#### [Given request]
Go through the listing and copy every line word for word.

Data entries
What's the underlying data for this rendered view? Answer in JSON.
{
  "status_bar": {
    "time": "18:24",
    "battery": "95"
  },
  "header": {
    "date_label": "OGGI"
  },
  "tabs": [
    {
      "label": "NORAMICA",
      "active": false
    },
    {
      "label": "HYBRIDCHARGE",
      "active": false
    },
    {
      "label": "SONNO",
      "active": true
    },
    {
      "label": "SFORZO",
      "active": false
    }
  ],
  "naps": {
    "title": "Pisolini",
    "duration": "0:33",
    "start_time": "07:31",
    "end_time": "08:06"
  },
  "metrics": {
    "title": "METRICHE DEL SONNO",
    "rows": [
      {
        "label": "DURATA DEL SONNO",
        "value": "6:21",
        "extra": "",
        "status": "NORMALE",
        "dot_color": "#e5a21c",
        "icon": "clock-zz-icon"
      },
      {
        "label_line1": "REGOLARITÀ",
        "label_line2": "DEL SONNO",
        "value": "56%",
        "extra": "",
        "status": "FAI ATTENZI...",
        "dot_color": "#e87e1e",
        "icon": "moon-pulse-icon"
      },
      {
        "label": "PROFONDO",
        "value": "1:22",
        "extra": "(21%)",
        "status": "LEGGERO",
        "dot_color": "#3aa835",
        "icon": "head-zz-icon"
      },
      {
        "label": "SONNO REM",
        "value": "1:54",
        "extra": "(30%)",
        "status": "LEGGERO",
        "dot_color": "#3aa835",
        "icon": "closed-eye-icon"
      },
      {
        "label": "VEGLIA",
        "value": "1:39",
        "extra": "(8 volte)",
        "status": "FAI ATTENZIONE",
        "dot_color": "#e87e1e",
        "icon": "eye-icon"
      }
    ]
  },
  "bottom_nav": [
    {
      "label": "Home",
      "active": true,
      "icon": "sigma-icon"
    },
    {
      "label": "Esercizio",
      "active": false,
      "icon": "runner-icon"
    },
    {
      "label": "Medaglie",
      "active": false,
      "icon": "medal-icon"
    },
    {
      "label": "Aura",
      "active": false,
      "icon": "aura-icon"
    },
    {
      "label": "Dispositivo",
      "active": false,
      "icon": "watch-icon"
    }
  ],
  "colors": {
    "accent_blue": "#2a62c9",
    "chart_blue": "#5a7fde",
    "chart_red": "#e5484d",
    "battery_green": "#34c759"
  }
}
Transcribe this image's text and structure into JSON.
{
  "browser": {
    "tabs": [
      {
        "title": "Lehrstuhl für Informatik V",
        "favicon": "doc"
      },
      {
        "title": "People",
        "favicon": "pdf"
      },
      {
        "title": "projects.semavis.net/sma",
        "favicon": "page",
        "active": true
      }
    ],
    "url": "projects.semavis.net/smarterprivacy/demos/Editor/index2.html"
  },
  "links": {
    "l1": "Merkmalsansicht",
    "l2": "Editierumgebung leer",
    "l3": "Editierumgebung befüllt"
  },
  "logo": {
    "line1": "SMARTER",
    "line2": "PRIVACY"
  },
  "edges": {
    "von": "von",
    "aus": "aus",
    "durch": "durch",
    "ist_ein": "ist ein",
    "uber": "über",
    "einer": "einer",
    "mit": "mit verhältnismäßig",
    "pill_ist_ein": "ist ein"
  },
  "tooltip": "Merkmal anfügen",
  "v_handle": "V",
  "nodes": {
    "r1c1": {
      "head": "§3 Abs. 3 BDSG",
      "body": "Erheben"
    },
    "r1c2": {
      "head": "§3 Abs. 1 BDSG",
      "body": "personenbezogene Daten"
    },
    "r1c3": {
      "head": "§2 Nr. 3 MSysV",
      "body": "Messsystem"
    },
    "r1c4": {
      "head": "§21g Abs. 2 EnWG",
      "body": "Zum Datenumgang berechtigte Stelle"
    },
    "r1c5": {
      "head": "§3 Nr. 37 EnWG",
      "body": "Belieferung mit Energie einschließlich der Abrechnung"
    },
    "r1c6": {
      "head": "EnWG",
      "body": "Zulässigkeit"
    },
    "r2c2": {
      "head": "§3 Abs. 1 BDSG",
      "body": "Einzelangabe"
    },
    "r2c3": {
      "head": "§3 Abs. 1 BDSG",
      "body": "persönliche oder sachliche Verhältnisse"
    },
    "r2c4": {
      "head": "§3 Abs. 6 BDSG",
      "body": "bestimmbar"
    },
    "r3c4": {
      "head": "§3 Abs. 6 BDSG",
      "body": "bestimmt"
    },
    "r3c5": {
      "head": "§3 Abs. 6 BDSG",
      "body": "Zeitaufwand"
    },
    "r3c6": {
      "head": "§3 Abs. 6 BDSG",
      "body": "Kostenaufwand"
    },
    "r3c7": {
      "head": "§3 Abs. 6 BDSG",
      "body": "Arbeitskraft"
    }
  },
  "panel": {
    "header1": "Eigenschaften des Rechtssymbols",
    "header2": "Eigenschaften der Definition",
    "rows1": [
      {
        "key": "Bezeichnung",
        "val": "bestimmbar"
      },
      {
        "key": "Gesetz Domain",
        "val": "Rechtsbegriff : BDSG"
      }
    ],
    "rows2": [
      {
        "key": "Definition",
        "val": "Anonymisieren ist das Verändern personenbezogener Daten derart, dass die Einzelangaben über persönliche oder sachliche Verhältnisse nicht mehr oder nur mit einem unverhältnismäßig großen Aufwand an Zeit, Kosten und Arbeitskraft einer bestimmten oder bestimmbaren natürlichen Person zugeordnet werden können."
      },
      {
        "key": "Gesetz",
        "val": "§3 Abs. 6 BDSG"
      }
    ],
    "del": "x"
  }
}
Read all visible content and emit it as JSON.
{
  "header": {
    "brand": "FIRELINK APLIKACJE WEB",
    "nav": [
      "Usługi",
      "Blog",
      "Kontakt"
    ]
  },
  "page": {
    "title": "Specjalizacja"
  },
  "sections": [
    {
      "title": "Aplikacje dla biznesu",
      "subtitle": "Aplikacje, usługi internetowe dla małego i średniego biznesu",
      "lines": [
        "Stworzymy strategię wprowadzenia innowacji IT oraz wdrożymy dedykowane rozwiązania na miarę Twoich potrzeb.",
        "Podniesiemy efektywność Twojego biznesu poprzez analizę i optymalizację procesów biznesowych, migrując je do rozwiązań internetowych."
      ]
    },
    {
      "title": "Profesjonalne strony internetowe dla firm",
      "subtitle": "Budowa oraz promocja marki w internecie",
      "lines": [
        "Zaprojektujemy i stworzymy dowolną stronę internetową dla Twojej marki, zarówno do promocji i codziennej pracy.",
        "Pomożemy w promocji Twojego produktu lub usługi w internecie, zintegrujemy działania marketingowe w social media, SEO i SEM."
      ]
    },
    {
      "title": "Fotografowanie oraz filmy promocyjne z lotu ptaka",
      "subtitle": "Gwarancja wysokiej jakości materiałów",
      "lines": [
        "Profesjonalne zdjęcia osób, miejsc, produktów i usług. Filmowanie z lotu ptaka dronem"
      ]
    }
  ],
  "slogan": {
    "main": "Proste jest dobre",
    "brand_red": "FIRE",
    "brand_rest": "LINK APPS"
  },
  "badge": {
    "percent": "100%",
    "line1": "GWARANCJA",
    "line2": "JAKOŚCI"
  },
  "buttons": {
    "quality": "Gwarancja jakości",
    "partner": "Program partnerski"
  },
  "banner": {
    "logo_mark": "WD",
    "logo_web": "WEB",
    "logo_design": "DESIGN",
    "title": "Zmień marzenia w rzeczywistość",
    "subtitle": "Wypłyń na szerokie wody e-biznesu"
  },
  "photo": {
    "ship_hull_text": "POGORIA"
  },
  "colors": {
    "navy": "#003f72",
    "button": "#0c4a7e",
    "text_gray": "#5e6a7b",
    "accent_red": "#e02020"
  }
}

#### [Completed exercise]
What's the underlying data for this rendered view? Answer in JSON.
{
  "status_bar": {
    "time": "18:24",
    "battery": "95"
  },
  "header": {
    "date_label": "OGGI"
  },
  "tabs": [
    {
      "label": "NORAMICA",
      "active": false
    },
    {
      "label": "HYBRIDCHARGE",
      "active": false
    },
    {
      "label": "SONNO",
      "active": true
    },
    {
      "label": "SFORZO",
      "active": false
    }
  ],
  "naps": {
    "title": "Pisolini",
    "duration": "0:33",
    "start_time": "07:31",
    "end_time": "08:06"
  },
  "metrics": {
    "title": "METRICHE DEL SONNO",
    "rows": [
      {
        "label": "DURATA DEL SONNO",
        "value": "6:21",
        "extra": "",
        "status": "NORMALE",
        "dot_color": "#e5a21c",
        "icon": "clock-zz-icon"
      },
      {
        "label_line1": "REGOLARITÀ",
        "label_line2": "DEL SONNO",
        "value": "56%",
        "extra": "",
        "status": "FAI ATTENZI...",
        "dot_color": "#e87e1e",
        "icon": "moon-pulse-icon"
      },
      {
        "label": "PROFONDO",
        "value": "1:22",
        "extra": "(21%)",
        "status": "LEGGERO",
        "dot_color": "#3aa835",
        "icon": "head-zz-icon"
      },
      {
        "label": "SONNO REM",
        "value": "1:54",
        "extra": "(30%)",
        "status": "LEGGERO",
        "dot_color": "#3aa835",
        "icon": "closed-eye-icon"
      },
      {
        "label": "VEGLIA",
        "value": "1:39",
        "extra": "(8 volte)",
        "status": "FAI ATTENZIONE",
        "dot_color": "#e87e1e",
        "icon": "eye-icon"
      }
    ]
  },
  "bottom_nav": [
    {
      "label": "Home",
      "active": true,
      "icon": "sigma-icon"
    },
    {
      "label": "Esercizio",
      "active": false,
      "icon": "runner-icon"
    },
    {
      "label": "Medaglie",
      "active": false,
      "icon": "medal-icon"
    },
    {
      "label": "Aura",
      "active": false,
      "icon": "aura-icon"
    },
    {
      "label": "Dispositivo",
      "active": false,
      "icon": "watch-icon"
    }
  ],
  "colors": {
    "accent_blue": "#2a62c9",
    "chart_blue": "#5a7fde",
    "chart_red": "#e5484d",
    "battery_green": "#34c759"
  }
}
Transcribe this image's text and structure into JSON.
{
  "browser": {
    "tabs": [
      {
        "title": "Lehrstuhl für Informatik V",
        "favicon": "doc"
      },
      {
        "title": "People",
        "favicon": "pdf"
      },
      {
        "title": "projects.semavis.net/sma",
        "favicon": "page",
        "active": true
      }
    ],
    "url": "projects.semavis.net/smarterprivacy/demos/Editor/index2.html"
  },
  "links": {
    "l1": "Merkmalsansicht",
    "l2": "Editierumgebung leer",
    "l3": "Editierumgebung befüllt"
  },
  "logo": {
    "line1": "SMARTER",
    "line2": "PRIVACY"
  },
  "edges": {
    "von": "von",
    "aus": "aus",
    "durch": "durch",
    "ist_ein": "ist ein",
    "uber": "über",
    "einer": "einer",
    "mit": "mit verhältnismäßig",
    "pill_ist_ein": "ist ein"
  },
  "tooltip": "Merkmal anfügen",
  "v_handle": "V",
  "nodes": {
    "r1c1": {
      "head": "§3 Abs. 3 BDSG",
      "body": "Erheben"
    },
    "r1c2": {
      "head": "§3 Abs. 1 BDSG",
      "body": "personenbezogene Daten"
    },
    "r1c3": {
      "head": "§2 Nr. 3 MSysV",
      "body": "Messsystem"
    },
    "r1c4": {
      "head": "§21g Abs. 2 EnWG",
      "body": "Zum Datenumgang berechtigte Stelle"
    },
    "r1c5": {
      "head": "§3 Nr. 37 EnWG",
      "body": "Belieferung mit Energie einschließlich der Abrechnung"
    },
    "r1c6": {
      "head": "EnWG",
      "body": "Zulässigkeit"
    },
    "r2c2": {
      "head": "§3 Abs. 1 BDSG",
      "body": "Einzelangabe"
    },
    "r2c3": {
      "head": "§3 Abs. 1 BDSG",
      "body": "persönliche oder sachliche Verhältnisse"
    },
    "r2c4": {
      "head": "§3 Abs. 6 BDSG",
      "body": "bestimmbar"
    },
    "r3c4": {
      "head": "§3 Abs. 6 BDSG",
      "body": "bestimmt"
    },
    "r3c5": {
      "head": "§3 Abs. 6 BDSG",
      "body": "Zeitaufwand"
    },
    "r3c6": {
      "head": "§3 Abs. 6 BDSG",
      "body": "Kostenaufwand"
    },
    "r3c7": {
      "head": "§3 Abs. 6 BDSG",
      "body": "Arbeitskraft"
    }
  },
  "panel": {
    "header1": "Eigenschaften des Rechtssymbols",
    "header2": "Eigenschaften der Definition",
    "rows1": [
      {
        "key": "Bezeichnung",
        "val": "bestimmbar"
      },
      {
        "key": "Gesetz Domain",
        "val": "Rechtsbegriff : BDSG"
      }
    ],
    "rows2": [
      {
        "key": "Definition",
        "val": "Anonymisieren ist das Verändern personenbezogener Daten derart, dass die Einzelangaben über persönliche oder sachliche Verhältnisse nicht mehr oder nur mit einem unverhältnismäßig großen Aufwand an Zeit, Kosten und Arbeitskraft einer bestimmten oder bestimmbaren natürlichen Person zugeordnet werden können."
      },
      {
        "key": "Gesetz",
        "val": "§3 Abs. 6 BDSG"
      }
    ],
    "del": "x"
  }
}
Read all visible content and emit it as JSON.
{
  "header": {
    "brand": "FIRELINK APLIKACJE WEB",
    "nav": [
      "Usługi",
      "Blog",
      "Kontakt"
    ]
  },
  "page": {
    "title": "Specjalizacja"
  },
  "sections": [
    {
      "title": "Aplikacje dla biznesu",
      "subtitle": "Aplikacje, usługi internetowe dla małego i średniego biznesu",
      "lines": [
        "Stworzymy strategię wprowadzenia innowacji IT oraz wdrożymy dedykowane rozwiązania na miarę Twoich potrzeb.",
        "Podniesiemy efektywność Twojego biznesu poprzez analizę i optymalizację procesów biznesowych, migrując je do rozwiązań internetowych."
      ]
    },
    {
      "title": "Profesjonalne strony internetowe dla firm",
      "subtitle": "Budowa oraz promocja marki w internecie",
      "lines": [
        "Zaprojektujemy i stworzymy dowolną stronę internetową dla Twojej marki, zarówno do promocji i codziennej pracy.",
        "Pomożemy w promocji Twojego produktu lub usługi w internecie, zintegrujemy działania marketingowe w social media, SEO i SEM."
      ]
    },
    {
      "title": "Fotografowanie oraz filmy promocyjne z lotu ptaka",
      "subtitle": "Gwarancja wysokiej jakości materiałów",
      "lines": [
        "Profesjonalne zdjęcia osób, miejsc, produktów i usług. Filmowanie z lotu ptaka dronem"
      ]
    }
  ],
  "slogan": {
    "main": "Proste jest dobre",
    "brand_red": "FIRE",
    "brand_rest": "LINK APPS"
  },
  "badge": {
    "percent": "100%",
    "line1": "GWARANCJA",
    "line2": "JAKOŚCI"
  },
  "buttons": {
    "quality": "Gwarancja jakości",
    "partner": "Program partnerski"
  },
  "banner": {
    "logo_mark": "WD",
    "logo_web": "WEB",
    "logo_design": "DESIGN",
    "title": "Zmień marzenia w rzeczywistość",
    "subtitle": "Wypłyń na szerokie wody e-biznesu"
  },
  "photo": {
    "ship_hull_text": "POGORIA"
  },
  "colors": {
    "navy": "#003f72",
    "button": "#0c4a7e",
    "text_gray": "#5e6a7b",
    "accent_red": "#e02020"
  }
}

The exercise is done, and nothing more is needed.